[Problem details]
Examine each line of the data. Copy those that contain the string "legend".

(Lines of data)
══════════════════════════════

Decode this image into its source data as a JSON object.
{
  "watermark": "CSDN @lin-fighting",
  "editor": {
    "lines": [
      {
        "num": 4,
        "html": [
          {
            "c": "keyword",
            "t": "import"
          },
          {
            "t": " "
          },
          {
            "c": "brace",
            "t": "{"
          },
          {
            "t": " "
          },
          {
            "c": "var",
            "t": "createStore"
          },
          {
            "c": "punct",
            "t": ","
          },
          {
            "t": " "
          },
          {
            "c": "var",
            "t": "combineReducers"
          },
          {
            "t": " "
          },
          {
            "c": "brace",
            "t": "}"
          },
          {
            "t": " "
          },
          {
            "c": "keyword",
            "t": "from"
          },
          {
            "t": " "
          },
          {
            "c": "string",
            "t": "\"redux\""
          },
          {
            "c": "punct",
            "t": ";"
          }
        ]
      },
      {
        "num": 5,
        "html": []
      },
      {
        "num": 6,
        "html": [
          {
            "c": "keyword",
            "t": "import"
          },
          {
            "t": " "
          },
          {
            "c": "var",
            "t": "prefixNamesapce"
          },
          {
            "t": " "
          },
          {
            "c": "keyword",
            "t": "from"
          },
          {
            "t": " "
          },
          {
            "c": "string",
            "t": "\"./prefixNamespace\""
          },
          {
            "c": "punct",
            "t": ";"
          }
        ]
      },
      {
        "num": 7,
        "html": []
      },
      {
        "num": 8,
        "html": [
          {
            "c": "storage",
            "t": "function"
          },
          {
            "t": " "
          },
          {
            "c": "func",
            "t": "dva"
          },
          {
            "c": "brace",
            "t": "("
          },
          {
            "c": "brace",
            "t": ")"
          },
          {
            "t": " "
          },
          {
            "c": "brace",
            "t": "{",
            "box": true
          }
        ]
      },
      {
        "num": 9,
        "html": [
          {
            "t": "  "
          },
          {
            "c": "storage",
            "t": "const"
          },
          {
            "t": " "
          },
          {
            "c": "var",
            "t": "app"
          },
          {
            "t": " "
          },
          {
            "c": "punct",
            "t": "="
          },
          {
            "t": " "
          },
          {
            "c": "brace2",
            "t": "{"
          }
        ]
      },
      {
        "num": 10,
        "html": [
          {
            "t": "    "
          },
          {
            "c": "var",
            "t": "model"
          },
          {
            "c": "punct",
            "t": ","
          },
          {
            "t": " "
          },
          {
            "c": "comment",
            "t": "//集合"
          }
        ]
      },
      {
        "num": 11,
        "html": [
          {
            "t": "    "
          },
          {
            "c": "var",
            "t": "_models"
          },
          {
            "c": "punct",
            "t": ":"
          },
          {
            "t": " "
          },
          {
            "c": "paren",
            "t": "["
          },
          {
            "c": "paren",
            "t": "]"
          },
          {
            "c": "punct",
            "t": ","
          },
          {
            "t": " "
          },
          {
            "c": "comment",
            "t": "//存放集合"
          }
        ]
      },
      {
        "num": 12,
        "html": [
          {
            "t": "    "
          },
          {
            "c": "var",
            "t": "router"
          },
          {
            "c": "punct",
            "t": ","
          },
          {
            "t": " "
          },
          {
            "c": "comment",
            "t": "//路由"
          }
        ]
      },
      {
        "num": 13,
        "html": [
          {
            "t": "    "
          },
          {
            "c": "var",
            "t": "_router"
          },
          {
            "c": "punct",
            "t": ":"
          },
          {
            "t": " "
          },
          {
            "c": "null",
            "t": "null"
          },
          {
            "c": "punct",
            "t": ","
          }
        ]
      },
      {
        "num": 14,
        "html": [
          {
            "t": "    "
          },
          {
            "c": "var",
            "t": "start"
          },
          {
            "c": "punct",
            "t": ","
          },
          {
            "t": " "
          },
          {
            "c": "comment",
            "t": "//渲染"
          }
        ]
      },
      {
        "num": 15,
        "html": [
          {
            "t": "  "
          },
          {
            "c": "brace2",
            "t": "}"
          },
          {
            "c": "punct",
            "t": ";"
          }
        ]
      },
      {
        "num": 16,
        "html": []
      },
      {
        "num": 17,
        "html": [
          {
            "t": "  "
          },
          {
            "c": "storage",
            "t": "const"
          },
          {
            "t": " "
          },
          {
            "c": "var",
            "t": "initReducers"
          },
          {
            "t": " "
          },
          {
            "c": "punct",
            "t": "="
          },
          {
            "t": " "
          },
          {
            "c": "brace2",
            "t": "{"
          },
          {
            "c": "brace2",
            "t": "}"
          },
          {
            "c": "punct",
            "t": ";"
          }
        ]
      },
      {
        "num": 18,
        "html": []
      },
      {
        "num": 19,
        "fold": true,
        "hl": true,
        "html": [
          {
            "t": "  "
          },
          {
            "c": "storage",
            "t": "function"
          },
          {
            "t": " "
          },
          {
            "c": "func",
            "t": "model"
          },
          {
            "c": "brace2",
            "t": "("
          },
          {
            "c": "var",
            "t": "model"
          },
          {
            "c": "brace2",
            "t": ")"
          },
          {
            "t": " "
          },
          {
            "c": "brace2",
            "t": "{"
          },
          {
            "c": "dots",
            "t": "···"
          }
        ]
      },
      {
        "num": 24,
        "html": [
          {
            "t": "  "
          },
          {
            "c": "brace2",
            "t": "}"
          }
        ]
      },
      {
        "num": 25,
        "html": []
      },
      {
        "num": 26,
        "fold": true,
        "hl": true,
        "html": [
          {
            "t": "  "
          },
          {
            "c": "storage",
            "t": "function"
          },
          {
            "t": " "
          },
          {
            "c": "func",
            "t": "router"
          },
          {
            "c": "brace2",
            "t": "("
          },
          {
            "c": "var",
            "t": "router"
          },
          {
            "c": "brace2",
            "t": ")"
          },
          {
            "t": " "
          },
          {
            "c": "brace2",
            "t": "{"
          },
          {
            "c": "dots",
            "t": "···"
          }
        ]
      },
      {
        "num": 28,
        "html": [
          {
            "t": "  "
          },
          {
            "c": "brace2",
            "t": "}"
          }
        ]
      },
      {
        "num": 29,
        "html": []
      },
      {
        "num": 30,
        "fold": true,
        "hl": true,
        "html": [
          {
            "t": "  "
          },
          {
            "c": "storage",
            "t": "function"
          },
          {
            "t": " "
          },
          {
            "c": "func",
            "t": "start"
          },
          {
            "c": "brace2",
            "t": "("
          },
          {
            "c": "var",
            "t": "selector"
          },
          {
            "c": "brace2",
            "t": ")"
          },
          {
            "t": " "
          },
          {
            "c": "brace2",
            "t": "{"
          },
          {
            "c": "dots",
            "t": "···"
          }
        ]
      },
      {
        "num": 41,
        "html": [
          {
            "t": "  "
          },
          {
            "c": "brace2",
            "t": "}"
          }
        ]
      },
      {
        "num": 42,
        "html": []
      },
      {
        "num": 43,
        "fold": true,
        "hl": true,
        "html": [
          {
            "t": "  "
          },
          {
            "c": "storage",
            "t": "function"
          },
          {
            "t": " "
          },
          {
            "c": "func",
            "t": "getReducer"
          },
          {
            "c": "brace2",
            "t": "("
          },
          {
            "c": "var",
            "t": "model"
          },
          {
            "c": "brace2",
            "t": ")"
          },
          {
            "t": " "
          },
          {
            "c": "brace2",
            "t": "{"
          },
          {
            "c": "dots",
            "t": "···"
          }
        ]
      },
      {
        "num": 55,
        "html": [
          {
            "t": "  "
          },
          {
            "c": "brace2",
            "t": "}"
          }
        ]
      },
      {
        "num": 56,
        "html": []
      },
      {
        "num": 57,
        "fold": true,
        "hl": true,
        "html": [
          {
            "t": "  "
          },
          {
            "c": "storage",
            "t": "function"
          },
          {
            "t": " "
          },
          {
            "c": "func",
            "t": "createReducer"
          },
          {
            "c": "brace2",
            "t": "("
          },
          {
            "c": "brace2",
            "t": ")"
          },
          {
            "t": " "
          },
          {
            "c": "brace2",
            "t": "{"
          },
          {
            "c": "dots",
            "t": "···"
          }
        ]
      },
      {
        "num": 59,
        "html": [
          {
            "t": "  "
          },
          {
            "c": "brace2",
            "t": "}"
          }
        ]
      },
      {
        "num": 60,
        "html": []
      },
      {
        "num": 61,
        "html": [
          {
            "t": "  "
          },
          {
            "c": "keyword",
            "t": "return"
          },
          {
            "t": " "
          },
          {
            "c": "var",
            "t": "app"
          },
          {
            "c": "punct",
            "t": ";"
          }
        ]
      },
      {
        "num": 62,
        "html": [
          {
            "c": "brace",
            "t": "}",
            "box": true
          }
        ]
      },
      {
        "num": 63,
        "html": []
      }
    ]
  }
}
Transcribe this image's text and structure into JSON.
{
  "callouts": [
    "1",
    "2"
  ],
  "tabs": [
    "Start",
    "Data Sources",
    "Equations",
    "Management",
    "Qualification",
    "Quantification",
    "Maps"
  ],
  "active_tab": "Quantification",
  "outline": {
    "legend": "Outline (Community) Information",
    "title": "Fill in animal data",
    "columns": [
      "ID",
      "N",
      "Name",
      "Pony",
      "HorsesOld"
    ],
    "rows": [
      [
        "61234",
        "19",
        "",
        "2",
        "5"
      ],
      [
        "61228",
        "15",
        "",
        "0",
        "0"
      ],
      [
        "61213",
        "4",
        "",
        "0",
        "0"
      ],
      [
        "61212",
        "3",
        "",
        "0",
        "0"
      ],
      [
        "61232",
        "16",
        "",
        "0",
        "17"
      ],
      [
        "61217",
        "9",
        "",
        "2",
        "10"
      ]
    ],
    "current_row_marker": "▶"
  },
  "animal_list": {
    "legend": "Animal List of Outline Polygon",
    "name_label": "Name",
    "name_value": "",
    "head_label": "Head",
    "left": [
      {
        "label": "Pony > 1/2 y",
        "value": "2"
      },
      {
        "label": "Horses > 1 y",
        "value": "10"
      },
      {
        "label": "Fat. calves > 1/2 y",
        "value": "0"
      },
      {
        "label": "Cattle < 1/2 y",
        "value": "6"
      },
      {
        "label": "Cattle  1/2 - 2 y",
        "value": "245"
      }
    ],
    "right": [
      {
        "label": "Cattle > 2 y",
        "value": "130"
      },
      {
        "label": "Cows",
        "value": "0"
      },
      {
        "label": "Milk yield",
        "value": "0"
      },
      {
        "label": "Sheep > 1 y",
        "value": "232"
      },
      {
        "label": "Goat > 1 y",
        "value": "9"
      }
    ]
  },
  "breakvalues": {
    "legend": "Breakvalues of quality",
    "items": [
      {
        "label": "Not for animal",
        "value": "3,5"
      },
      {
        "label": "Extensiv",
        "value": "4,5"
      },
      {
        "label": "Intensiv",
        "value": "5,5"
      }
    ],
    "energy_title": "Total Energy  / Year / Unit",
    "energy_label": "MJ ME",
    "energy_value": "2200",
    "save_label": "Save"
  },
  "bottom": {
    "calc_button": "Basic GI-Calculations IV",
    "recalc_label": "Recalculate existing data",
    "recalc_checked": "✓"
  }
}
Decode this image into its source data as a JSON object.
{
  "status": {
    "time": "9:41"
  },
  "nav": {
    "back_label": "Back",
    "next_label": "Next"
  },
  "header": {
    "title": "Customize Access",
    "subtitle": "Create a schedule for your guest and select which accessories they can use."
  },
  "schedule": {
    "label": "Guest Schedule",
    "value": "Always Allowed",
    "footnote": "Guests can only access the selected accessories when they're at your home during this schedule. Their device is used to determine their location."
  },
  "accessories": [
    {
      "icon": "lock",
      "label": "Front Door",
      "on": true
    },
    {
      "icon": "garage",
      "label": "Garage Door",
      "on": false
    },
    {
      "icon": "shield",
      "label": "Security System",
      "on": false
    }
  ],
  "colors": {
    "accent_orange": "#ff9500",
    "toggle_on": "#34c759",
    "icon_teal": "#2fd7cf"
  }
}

══════════════════════════════

[Written answer]
    "legend": "Outline (Community) Information",
    "legend": "Animal List of Outline Polygon",
    "legend": "Breakvalues of quality",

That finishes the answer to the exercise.